Extracts from a graphics dataset:
++++++++++
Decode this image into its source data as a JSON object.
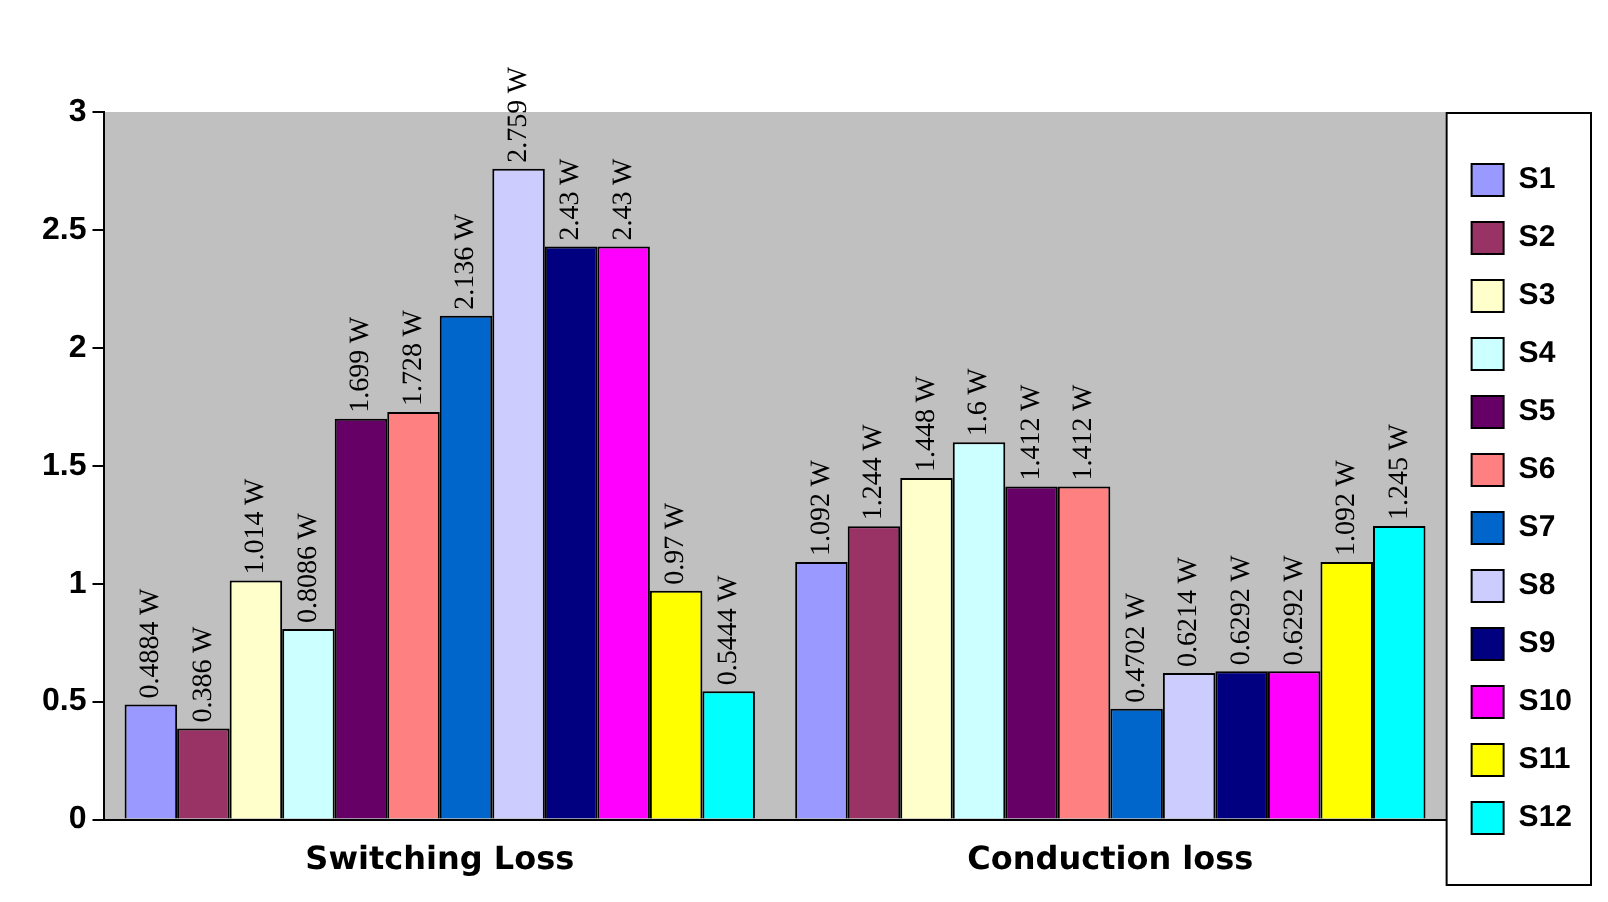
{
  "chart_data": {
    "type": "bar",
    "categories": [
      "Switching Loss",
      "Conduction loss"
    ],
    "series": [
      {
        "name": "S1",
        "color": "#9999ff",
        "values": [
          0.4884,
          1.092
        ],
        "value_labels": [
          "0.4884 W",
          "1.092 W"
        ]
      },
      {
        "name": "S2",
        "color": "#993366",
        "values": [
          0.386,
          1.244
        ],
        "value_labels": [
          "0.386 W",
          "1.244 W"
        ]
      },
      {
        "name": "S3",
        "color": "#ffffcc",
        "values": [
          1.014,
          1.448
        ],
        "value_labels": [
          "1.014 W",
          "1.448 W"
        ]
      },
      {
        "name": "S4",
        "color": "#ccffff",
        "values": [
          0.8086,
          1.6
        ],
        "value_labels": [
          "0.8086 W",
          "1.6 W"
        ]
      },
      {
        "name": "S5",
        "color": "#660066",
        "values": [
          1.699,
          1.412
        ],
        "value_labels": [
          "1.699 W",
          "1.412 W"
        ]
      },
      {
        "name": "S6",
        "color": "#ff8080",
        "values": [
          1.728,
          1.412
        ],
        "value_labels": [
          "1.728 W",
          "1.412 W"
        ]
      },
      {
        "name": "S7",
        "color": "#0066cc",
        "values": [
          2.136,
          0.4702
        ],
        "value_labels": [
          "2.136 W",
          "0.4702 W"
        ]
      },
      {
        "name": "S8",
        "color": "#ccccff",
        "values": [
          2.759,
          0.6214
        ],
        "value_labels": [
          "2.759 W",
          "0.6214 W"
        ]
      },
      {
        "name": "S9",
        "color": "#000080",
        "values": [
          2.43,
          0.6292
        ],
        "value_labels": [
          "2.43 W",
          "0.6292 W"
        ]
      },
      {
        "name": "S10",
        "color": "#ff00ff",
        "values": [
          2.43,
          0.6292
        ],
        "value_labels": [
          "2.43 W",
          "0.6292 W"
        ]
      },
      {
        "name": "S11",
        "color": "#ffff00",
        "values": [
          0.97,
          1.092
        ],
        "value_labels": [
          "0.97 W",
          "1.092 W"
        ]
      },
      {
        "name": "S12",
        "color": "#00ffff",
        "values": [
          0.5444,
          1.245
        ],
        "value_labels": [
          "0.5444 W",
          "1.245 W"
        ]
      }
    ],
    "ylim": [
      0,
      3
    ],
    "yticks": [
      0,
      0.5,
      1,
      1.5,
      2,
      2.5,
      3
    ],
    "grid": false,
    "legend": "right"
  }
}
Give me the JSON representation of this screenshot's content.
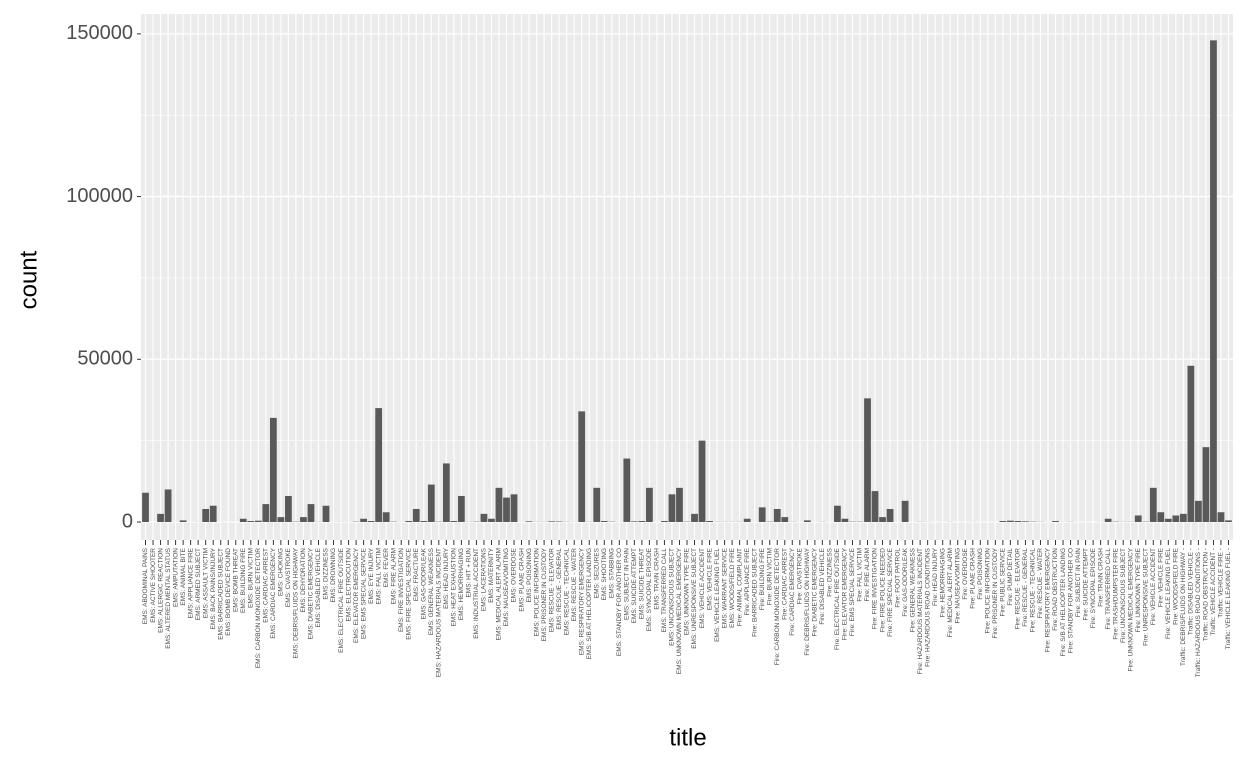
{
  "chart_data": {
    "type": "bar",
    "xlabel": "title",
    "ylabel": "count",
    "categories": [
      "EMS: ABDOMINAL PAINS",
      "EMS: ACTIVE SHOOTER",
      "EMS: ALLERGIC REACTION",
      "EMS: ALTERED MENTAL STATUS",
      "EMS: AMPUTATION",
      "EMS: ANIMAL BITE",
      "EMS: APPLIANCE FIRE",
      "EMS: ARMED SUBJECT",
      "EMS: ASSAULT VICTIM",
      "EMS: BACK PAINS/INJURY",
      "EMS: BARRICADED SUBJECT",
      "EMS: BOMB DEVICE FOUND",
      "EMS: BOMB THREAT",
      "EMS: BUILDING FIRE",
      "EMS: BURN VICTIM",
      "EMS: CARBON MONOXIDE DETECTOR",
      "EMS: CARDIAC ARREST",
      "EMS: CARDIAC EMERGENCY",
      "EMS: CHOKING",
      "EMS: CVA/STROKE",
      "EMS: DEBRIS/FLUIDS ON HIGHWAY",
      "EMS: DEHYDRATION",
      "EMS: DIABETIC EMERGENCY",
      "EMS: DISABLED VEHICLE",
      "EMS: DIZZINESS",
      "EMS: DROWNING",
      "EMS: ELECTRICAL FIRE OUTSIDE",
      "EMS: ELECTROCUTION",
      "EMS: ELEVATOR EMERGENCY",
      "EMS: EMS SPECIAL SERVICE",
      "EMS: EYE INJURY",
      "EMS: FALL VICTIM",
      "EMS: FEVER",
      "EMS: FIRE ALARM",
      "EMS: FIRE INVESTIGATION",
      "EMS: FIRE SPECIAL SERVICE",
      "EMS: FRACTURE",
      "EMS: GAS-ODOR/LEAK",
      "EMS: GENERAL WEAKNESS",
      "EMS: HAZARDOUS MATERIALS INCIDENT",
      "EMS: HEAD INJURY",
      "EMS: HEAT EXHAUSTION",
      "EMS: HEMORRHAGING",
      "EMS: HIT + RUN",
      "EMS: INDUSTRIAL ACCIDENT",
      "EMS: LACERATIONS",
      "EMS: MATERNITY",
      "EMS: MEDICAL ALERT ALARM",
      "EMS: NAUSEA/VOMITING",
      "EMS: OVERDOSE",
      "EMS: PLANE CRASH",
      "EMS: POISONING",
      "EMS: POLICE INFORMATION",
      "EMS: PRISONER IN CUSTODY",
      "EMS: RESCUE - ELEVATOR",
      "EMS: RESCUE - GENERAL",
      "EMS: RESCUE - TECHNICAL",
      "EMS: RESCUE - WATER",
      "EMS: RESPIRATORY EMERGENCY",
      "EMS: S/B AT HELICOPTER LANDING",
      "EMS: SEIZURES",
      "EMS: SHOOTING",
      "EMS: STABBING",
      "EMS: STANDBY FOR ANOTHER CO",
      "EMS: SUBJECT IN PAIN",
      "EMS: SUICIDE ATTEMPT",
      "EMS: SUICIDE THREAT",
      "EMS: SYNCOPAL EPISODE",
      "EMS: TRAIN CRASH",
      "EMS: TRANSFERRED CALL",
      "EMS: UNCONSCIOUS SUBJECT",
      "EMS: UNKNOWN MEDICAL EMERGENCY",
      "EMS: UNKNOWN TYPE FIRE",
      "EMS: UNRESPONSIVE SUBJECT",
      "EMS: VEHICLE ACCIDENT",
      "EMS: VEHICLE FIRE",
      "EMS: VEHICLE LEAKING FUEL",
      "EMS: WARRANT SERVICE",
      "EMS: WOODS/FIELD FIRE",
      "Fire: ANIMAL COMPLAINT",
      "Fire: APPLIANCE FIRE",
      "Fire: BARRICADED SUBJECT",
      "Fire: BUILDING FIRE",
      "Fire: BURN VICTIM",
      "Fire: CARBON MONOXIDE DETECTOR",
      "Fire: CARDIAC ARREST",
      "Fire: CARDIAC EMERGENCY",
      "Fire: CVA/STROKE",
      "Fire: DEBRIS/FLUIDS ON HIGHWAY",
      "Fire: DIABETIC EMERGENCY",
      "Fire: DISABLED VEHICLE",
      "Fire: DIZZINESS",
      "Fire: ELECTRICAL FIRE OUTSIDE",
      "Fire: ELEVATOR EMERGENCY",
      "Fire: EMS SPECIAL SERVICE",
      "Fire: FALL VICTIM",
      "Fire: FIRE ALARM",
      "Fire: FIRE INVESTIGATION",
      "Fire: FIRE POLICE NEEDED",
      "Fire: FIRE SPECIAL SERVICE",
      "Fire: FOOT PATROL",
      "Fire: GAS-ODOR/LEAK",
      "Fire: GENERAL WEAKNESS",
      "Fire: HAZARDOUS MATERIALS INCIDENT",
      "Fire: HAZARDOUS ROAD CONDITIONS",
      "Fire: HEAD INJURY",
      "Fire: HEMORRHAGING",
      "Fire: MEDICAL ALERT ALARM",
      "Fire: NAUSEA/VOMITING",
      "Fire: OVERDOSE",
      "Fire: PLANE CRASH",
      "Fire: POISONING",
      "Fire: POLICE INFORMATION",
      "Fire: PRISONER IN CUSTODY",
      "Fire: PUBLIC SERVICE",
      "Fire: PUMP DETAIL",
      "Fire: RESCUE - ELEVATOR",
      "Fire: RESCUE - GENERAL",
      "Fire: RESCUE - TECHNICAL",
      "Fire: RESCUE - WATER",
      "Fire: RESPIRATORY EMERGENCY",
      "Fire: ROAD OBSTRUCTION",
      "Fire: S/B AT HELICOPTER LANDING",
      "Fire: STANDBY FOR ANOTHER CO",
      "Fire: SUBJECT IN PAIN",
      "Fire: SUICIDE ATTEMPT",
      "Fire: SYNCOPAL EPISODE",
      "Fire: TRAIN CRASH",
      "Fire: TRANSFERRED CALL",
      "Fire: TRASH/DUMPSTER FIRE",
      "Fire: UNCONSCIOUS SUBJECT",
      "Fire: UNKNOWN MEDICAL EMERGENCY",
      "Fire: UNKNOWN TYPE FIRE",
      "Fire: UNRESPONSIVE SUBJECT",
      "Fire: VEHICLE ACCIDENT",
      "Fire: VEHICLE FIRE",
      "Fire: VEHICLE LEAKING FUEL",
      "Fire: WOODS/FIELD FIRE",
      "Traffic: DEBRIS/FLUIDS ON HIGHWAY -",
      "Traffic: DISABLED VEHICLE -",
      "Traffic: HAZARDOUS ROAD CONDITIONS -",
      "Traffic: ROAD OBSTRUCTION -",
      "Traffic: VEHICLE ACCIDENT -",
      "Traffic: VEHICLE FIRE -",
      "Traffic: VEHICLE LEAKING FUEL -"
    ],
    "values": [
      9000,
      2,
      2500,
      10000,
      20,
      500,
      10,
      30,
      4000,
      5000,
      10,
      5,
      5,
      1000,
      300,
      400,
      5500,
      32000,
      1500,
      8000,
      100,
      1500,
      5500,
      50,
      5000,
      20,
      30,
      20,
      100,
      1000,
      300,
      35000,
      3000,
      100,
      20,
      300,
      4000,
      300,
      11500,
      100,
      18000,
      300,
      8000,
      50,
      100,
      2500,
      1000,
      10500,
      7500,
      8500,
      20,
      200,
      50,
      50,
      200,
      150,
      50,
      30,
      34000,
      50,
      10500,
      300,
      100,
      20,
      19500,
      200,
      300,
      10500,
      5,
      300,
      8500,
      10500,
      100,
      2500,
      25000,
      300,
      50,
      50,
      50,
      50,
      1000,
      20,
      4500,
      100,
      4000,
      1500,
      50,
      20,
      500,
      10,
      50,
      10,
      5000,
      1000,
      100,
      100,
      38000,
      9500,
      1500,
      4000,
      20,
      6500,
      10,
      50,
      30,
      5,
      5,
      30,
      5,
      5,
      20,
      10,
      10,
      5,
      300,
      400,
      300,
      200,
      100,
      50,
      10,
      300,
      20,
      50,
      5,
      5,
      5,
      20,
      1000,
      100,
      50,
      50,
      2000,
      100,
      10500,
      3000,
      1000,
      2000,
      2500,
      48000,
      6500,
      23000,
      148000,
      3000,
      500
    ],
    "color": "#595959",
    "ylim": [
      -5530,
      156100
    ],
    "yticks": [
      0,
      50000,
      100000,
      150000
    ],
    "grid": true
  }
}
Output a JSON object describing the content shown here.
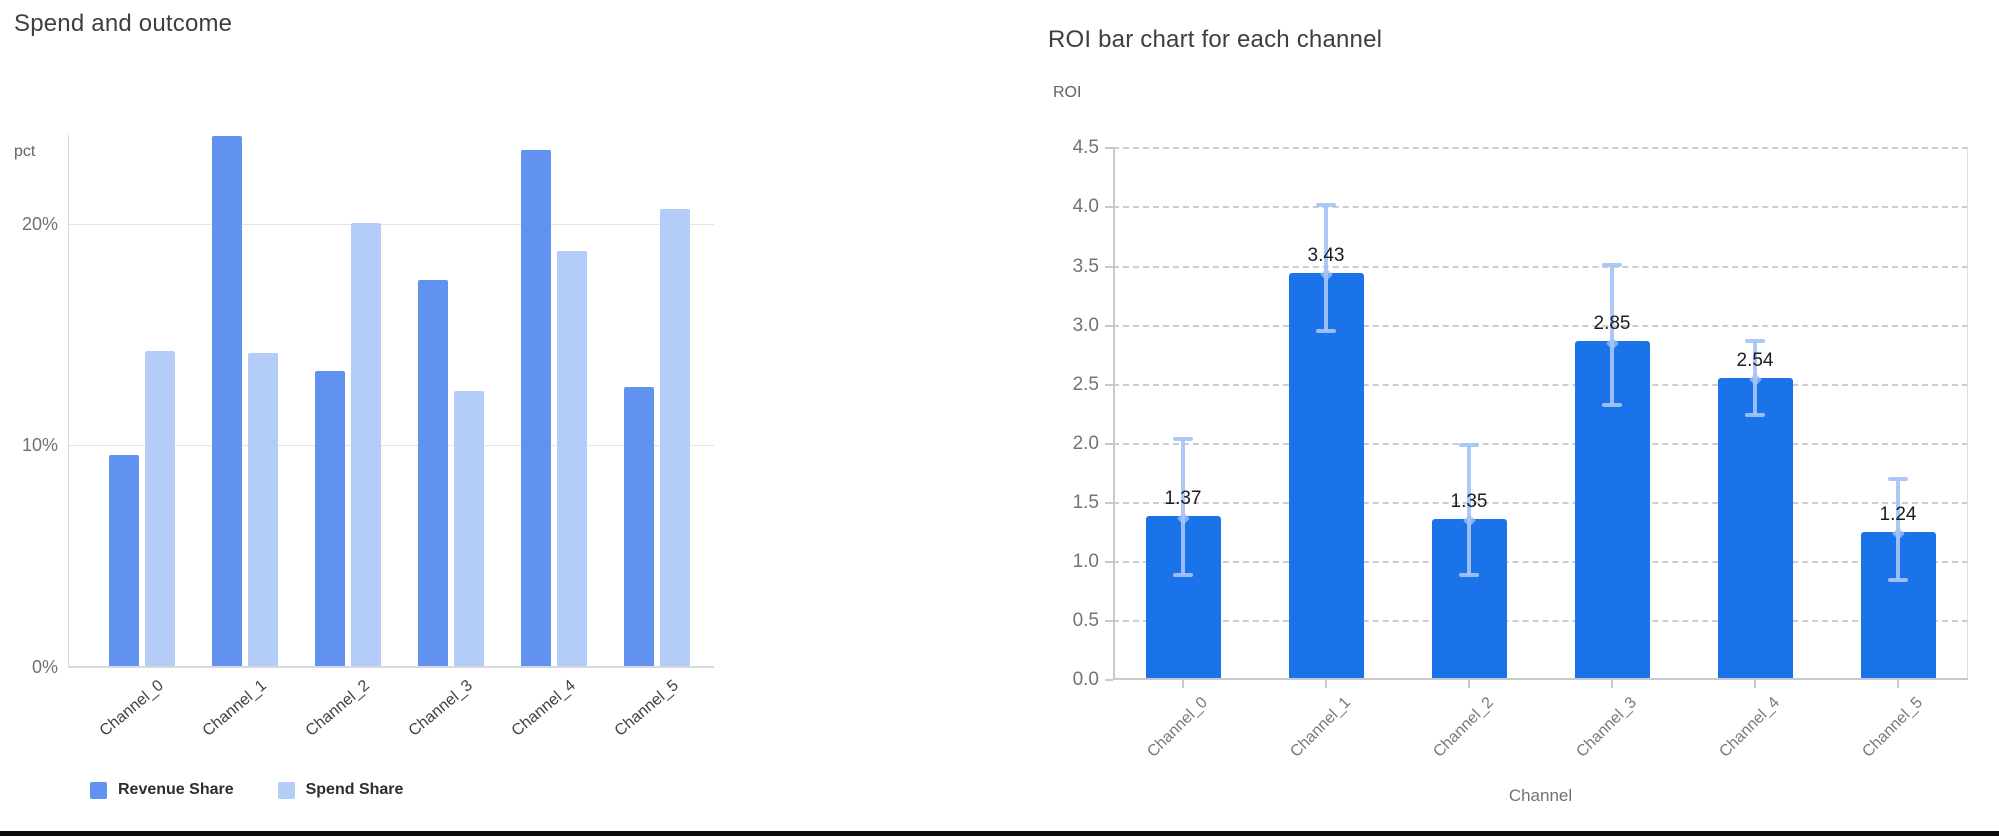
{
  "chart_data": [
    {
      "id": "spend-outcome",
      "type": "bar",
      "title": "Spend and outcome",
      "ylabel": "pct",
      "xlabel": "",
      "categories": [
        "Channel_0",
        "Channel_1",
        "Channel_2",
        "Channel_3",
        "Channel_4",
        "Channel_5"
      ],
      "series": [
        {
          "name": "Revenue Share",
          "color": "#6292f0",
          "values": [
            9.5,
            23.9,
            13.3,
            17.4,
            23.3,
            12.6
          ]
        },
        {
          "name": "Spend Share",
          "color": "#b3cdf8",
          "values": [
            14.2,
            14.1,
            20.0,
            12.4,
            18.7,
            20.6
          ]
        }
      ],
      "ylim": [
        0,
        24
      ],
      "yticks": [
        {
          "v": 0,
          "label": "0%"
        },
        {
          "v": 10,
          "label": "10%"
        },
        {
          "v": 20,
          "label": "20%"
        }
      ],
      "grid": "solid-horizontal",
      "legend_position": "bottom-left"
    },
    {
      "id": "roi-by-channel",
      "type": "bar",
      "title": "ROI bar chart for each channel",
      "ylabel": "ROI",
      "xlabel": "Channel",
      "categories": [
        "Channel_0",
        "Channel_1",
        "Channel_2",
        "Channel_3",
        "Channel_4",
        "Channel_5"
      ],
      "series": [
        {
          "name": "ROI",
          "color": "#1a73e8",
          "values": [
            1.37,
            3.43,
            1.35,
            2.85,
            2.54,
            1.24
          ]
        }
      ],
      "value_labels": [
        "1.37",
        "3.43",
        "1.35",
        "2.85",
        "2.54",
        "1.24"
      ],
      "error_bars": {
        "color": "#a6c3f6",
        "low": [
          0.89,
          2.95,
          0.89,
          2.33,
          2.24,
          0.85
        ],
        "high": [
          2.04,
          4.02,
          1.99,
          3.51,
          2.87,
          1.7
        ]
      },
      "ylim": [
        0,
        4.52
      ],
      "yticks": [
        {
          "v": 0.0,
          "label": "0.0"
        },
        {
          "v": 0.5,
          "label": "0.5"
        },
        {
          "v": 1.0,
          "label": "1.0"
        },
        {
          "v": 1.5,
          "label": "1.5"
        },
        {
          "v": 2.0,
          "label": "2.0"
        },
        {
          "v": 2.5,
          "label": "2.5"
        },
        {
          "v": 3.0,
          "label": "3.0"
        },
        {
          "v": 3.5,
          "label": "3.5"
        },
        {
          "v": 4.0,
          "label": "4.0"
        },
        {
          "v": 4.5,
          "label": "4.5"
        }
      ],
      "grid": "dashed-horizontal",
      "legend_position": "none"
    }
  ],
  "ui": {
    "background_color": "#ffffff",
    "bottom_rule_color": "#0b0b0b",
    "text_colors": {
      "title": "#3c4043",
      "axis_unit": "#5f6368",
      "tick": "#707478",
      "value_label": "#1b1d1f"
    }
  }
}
++++++++++
AIM:
Working from the listing above, pick out every line that has "INCIDENT" and copy it.

RESULT:
      "EMS: HAZARDOUS MATERIALS INCIDENT",
      "Fire: HAZARDOUS MATERIALS INCIDENT",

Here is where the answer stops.